[start Data for processing]

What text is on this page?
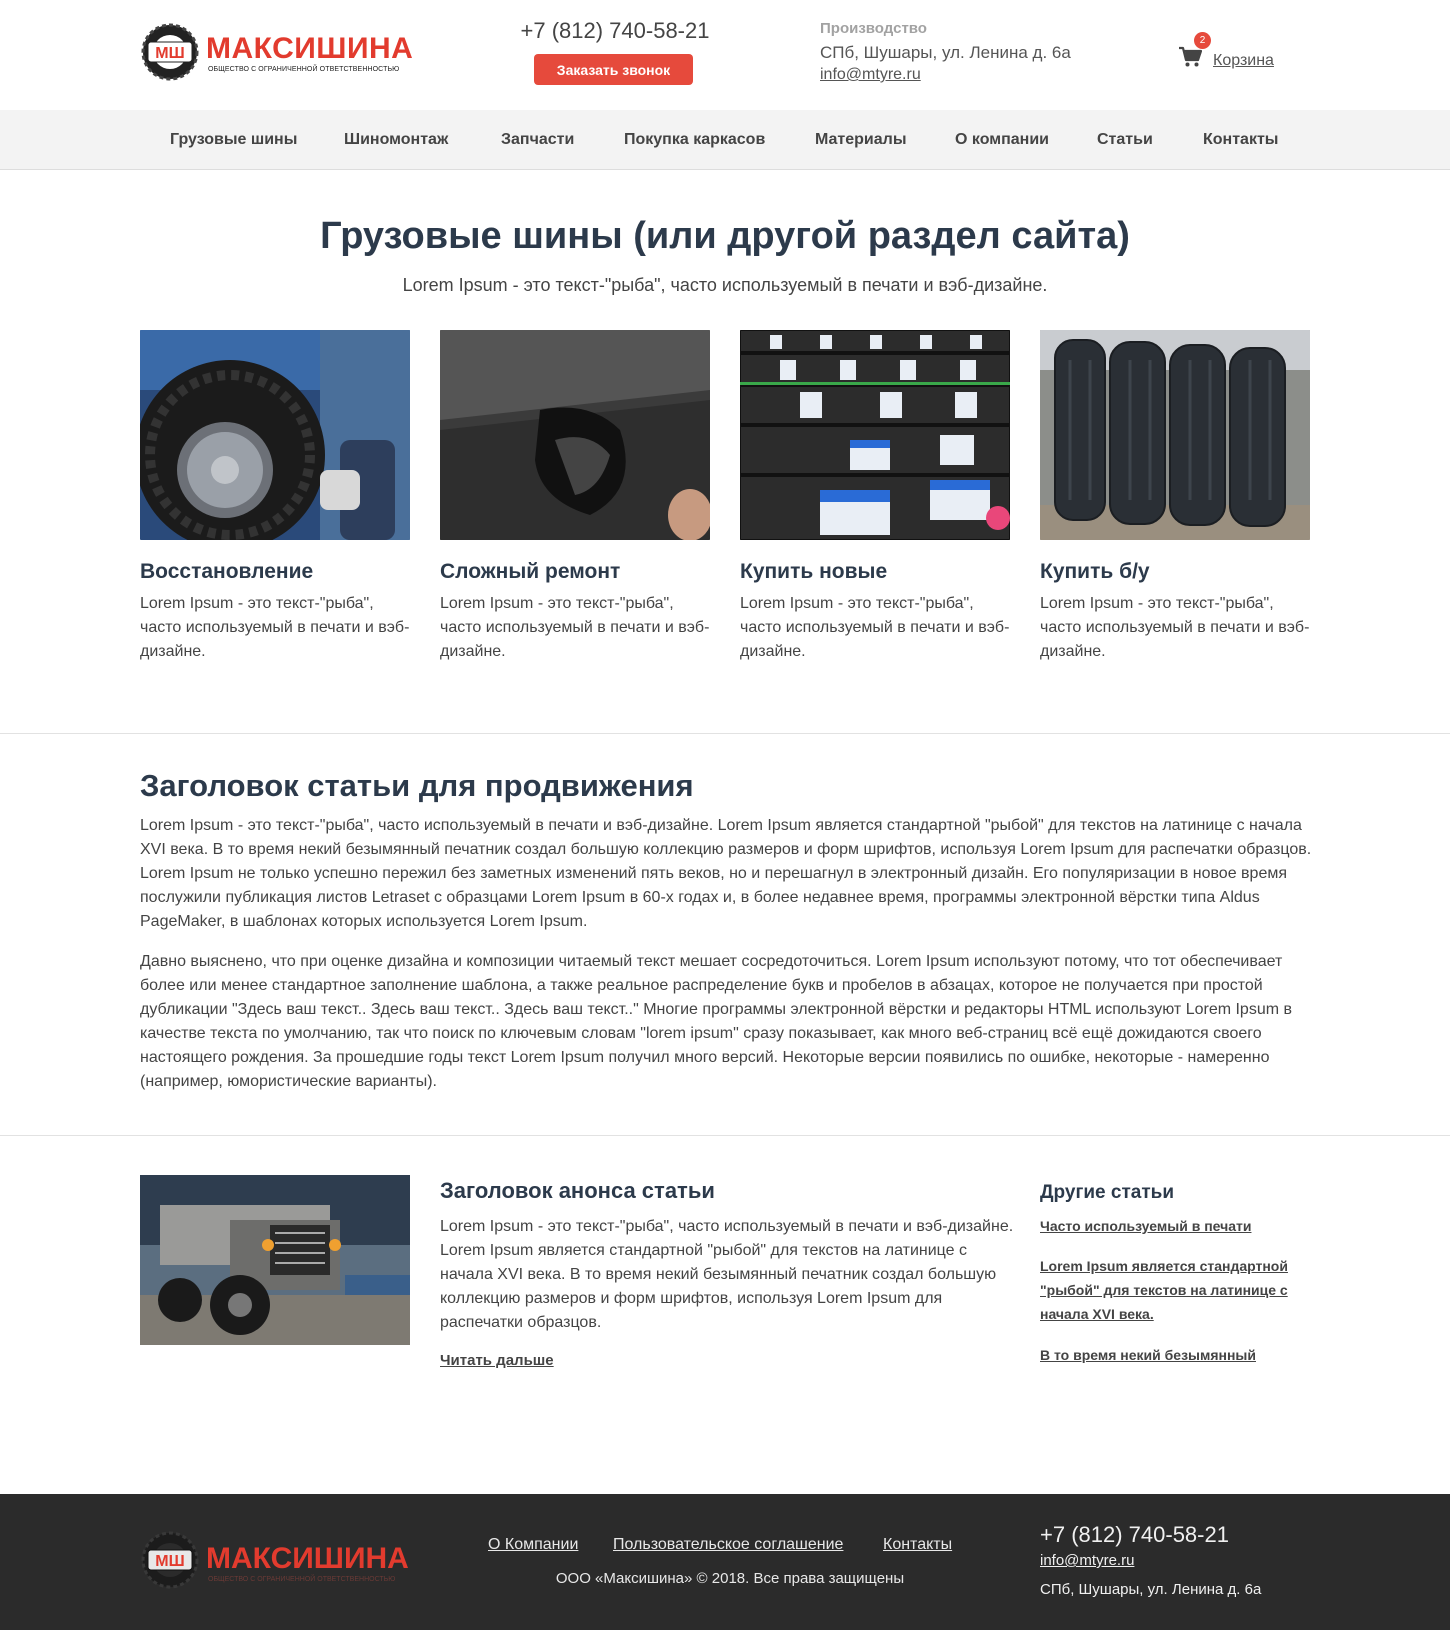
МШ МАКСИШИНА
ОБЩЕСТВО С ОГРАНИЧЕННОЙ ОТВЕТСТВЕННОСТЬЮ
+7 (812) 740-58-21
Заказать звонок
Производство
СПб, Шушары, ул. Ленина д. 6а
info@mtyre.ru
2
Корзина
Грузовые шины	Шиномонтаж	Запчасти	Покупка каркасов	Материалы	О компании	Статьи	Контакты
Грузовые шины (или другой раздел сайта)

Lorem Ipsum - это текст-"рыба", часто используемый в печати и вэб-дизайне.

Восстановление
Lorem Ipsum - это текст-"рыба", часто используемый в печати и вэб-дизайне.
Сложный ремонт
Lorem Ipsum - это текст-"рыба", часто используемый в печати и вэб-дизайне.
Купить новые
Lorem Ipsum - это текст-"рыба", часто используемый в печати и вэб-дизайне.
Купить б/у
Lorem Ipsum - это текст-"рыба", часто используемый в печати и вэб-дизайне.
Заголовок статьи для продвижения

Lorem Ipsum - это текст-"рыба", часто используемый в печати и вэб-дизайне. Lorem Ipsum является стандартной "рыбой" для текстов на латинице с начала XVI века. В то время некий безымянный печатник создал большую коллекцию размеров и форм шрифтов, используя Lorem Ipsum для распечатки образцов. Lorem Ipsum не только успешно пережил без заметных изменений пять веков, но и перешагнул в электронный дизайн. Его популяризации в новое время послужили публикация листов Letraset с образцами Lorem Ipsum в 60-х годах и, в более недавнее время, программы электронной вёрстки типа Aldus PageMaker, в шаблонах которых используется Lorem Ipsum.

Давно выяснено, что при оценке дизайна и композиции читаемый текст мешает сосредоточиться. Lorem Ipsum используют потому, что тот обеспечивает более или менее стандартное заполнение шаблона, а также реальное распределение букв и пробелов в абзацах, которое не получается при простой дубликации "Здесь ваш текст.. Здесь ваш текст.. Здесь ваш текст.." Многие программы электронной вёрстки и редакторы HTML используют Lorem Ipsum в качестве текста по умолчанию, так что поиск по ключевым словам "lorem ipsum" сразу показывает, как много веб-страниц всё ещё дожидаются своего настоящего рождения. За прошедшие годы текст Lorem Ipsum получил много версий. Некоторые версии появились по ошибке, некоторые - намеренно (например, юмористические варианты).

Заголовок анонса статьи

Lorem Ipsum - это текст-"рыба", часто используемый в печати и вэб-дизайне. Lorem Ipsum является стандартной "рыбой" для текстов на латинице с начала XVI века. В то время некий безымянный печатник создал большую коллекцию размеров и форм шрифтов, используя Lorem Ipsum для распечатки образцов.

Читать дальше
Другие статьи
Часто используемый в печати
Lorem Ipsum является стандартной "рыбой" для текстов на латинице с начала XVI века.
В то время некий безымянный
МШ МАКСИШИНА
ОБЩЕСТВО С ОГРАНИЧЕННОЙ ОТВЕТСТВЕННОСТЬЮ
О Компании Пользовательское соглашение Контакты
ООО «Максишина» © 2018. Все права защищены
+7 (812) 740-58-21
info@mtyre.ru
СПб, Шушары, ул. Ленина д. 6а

[end Data for processing]
[start Data for processing]

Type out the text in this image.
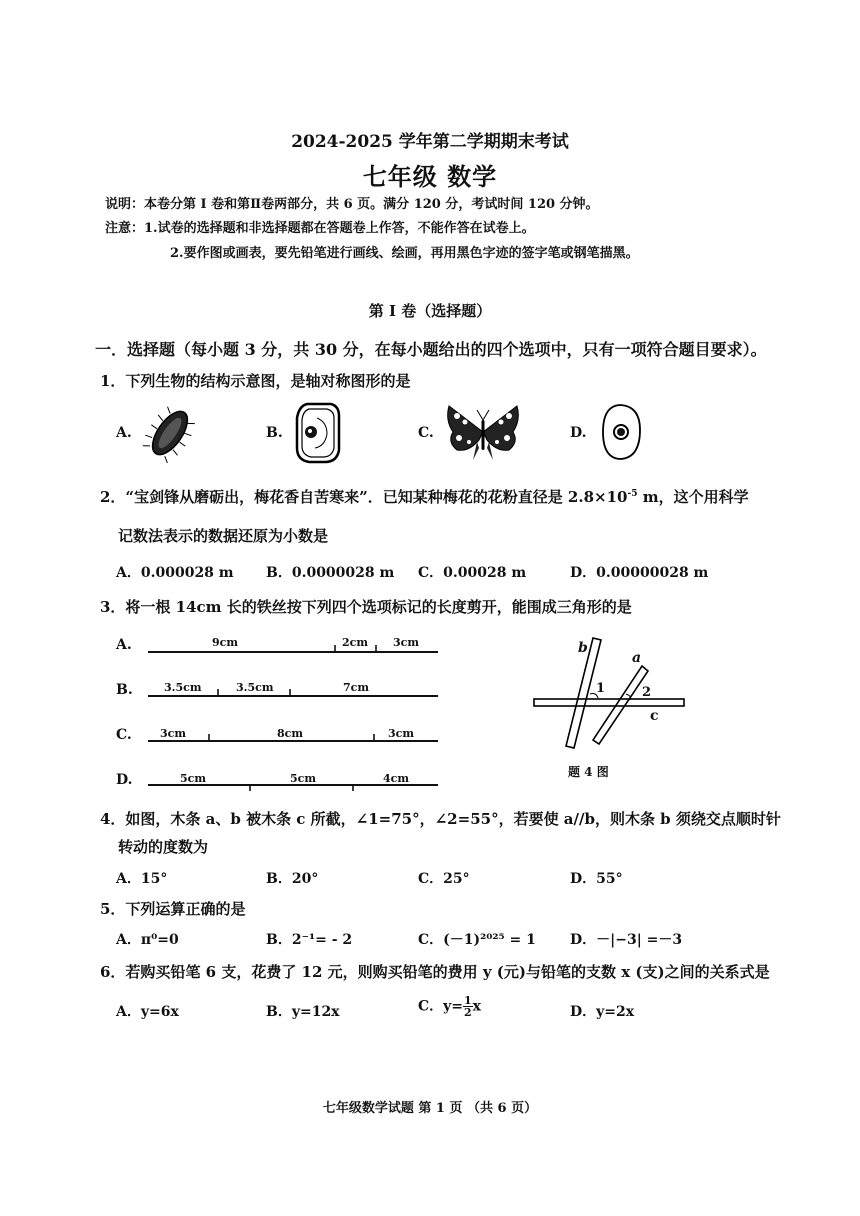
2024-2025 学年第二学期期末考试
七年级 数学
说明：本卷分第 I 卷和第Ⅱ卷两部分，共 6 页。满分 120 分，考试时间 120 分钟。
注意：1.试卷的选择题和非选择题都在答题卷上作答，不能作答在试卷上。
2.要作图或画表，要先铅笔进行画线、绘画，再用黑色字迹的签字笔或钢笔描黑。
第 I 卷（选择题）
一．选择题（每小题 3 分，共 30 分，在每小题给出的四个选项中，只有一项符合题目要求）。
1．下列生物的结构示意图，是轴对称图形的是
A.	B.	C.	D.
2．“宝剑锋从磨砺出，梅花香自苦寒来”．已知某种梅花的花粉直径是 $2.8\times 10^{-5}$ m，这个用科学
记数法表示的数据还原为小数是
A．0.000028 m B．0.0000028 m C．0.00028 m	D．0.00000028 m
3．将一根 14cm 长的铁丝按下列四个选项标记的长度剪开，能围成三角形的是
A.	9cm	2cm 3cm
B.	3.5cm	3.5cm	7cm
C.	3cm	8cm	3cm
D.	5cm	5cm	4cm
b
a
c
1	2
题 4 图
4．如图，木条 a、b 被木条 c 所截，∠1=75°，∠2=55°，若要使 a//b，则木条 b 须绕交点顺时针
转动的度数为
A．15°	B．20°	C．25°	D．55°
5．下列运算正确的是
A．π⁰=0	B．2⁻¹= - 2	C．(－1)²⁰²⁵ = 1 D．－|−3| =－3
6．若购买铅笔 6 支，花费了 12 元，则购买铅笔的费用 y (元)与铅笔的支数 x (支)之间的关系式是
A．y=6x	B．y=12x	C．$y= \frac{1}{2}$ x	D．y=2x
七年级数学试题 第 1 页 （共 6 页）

[end Data for processing]

What needs to be done: Reproduce each line of the material containing the word "образцов".

Response:
Lorem Ipsum - это текст-"рыба", часто используемый в печати и вэб-дизайне. Lorem Ipsum является стандартной "рыбой" для текстов на латинице с начала XVI века. В то время некий безымянный печатник создал большую коллекцию размеров и форм шрифтов, используя Lorem Ipsum для распечатки образцов. Lorem Ipsum не только успешно пережил без заметных изменений пять веков, но и перешагнул в электронный дизайн. Его популяризации в новое время послужили публикация листов Letraset с образцами Lorem Ipsum в 60-х годах и, в более недавнее время, программы электронной вёрстки типа Aldus PageMaker, в шаблонах которых используется Lorem Ipsum.
Lorem Ipsum - это текст-"рыба", часто используемый в печати и вэб-дизайне. Lorem Ipsum является стандартной "рыбой" для текстов на латинице с начала XVI века. В то время некий безымянный печатник создал большую коллекцию размеров и форм шрифтов, используя Lorem Ipsum для распечатки образцов.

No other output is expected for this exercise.